SET TASK
Search the records for the word "name" and report each line that has it.

[Dataset records on visual material]
•••

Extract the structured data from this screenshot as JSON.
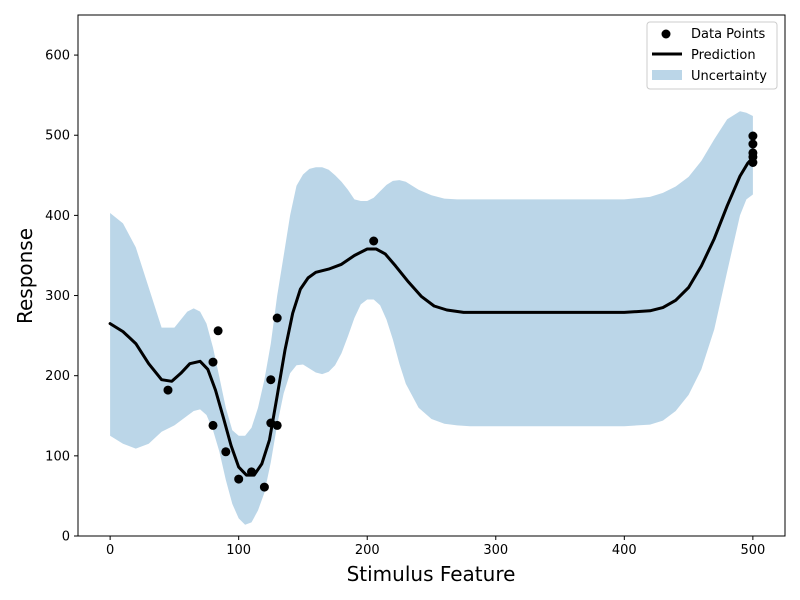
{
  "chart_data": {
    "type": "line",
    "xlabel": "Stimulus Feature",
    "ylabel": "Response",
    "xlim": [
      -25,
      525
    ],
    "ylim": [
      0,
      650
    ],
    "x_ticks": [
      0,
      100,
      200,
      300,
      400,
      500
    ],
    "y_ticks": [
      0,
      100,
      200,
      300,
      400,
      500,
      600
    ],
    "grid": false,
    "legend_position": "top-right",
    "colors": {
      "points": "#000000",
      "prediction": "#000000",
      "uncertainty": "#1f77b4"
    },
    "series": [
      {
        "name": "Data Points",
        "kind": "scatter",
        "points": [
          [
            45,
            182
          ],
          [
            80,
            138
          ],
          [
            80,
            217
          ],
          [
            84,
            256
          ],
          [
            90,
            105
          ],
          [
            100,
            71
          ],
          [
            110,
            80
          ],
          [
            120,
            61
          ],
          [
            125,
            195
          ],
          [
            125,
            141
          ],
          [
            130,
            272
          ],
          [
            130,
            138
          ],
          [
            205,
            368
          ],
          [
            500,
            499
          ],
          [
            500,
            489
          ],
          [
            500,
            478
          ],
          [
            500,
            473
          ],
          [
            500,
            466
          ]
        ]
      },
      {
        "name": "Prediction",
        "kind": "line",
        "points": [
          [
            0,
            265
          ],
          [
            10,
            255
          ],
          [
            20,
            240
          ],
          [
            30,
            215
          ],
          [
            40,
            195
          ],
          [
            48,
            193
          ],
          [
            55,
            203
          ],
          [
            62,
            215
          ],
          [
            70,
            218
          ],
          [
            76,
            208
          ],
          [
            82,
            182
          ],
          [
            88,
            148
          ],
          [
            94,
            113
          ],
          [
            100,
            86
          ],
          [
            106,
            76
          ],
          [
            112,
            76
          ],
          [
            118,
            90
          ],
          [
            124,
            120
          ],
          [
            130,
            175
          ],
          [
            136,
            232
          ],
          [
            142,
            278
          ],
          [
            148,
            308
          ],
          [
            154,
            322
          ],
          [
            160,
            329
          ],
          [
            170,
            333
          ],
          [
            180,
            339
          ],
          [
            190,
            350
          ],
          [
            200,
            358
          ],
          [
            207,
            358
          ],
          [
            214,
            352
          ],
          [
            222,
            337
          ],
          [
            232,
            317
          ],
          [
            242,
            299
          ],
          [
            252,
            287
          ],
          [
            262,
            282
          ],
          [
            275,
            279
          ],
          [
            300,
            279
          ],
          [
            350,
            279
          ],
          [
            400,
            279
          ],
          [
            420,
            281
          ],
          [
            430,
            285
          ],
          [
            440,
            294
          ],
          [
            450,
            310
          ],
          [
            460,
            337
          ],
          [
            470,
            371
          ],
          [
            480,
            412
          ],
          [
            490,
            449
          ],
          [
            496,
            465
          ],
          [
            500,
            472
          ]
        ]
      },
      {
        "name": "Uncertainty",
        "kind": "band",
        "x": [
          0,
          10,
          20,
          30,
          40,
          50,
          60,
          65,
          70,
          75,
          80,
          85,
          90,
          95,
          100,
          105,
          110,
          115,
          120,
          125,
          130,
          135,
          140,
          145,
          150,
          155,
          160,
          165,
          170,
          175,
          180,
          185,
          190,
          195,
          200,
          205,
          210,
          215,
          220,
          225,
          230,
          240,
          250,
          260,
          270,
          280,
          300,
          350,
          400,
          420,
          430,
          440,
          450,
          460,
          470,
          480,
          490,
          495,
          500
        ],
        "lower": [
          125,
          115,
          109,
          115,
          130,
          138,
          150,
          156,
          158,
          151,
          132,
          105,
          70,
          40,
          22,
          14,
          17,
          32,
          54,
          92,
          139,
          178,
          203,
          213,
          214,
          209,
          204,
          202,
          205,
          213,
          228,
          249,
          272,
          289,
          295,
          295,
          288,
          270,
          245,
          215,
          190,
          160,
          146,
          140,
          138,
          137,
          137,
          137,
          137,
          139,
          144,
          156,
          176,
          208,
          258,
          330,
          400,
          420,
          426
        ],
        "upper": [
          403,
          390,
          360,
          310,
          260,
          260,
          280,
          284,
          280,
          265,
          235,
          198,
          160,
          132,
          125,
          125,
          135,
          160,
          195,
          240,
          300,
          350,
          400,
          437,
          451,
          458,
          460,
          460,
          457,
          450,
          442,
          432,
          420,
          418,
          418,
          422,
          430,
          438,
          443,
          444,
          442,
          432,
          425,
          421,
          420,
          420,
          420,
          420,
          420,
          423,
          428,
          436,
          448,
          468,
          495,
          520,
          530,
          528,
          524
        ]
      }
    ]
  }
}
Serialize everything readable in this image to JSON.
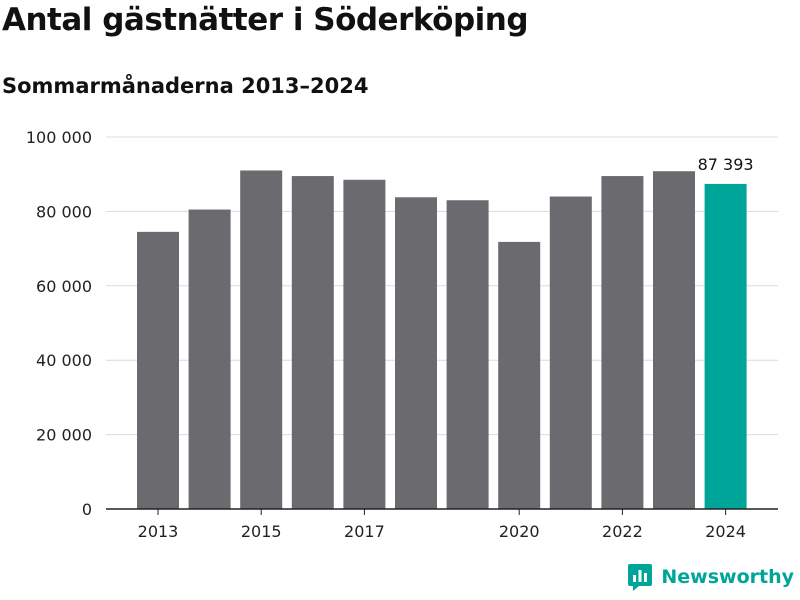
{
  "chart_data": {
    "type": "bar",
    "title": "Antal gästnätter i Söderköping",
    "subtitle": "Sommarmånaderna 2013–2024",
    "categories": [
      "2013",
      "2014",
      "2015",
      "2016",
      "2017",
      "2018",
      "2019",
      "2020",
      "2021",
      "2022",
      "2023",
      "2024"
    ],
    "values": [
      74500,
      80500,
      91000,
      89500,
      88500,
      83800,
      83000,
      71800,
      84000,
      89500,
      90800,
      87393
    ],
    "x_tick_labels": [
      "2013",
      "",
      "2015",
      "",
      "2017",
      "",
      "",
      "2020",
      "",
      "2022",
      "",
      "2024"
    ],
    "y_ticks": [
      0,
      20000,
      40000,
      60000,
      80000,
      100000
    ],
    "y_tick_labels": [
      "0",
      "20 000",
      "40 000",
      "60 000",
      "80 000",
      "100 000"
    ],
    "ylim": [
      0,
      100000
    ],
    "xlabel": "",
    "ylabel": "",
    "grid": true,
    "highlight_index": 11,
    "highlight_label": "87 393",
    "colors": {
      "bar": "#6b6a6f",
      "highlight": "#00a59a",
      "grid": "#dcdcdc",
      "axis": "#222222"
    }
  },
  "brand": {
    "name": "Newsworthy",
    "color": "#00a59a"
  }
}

•••

EXERCISE RESPONSE
        "name": "Data Points",
        "name": "Prediction",
        "name": "Uncertainty",
    "name": "Newsworthy",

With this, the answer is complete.